Records to process

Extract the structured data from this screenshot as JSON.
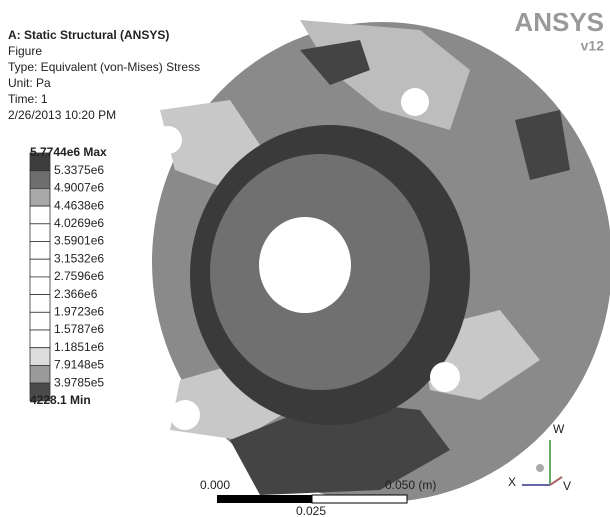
{
  "header": {
    "lines": [
      "A: Static Structural (ANSYS)",
      "Figure",
      "Type: Equivalent (von-Mises) Stress",
      "Unit: Pa",
      "Time: 1",
      "2/26/2013 10:20 PM"
    ]
  },
  "legend": {
    "entries": [
      "5.7744e6 Max",
      "5.3375e6",
      "4.9007e6",
      "4.4638e6",
      "4.0269e6",
      "3.5901e6",
      "3.1532e6",
      "2.7596e6",
      "2.366e6",
      "1.9723e6",
      "1.5787e6",
      "1.1851e6",
      "7.9148e5",
      "3.9785e5",
      "4228.1 Min"
    ]
  },
  "logo": {
    "name": "ANSYS",
    "version": "v12"
  },
  "scale_bar": {
    "start": "0.000",
    "end": "0.050 (m)",
    "mid": "0.025"
  },
  "triad": {
    "up": "W",
    "left": "X",
    "right": "V"
  }
}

Problem description
Using the listing, copy every line where the word "ANSYS" shows up.

Problem solution
      "A: Static Structural (ANSYS)",
    "name": "ANSYS",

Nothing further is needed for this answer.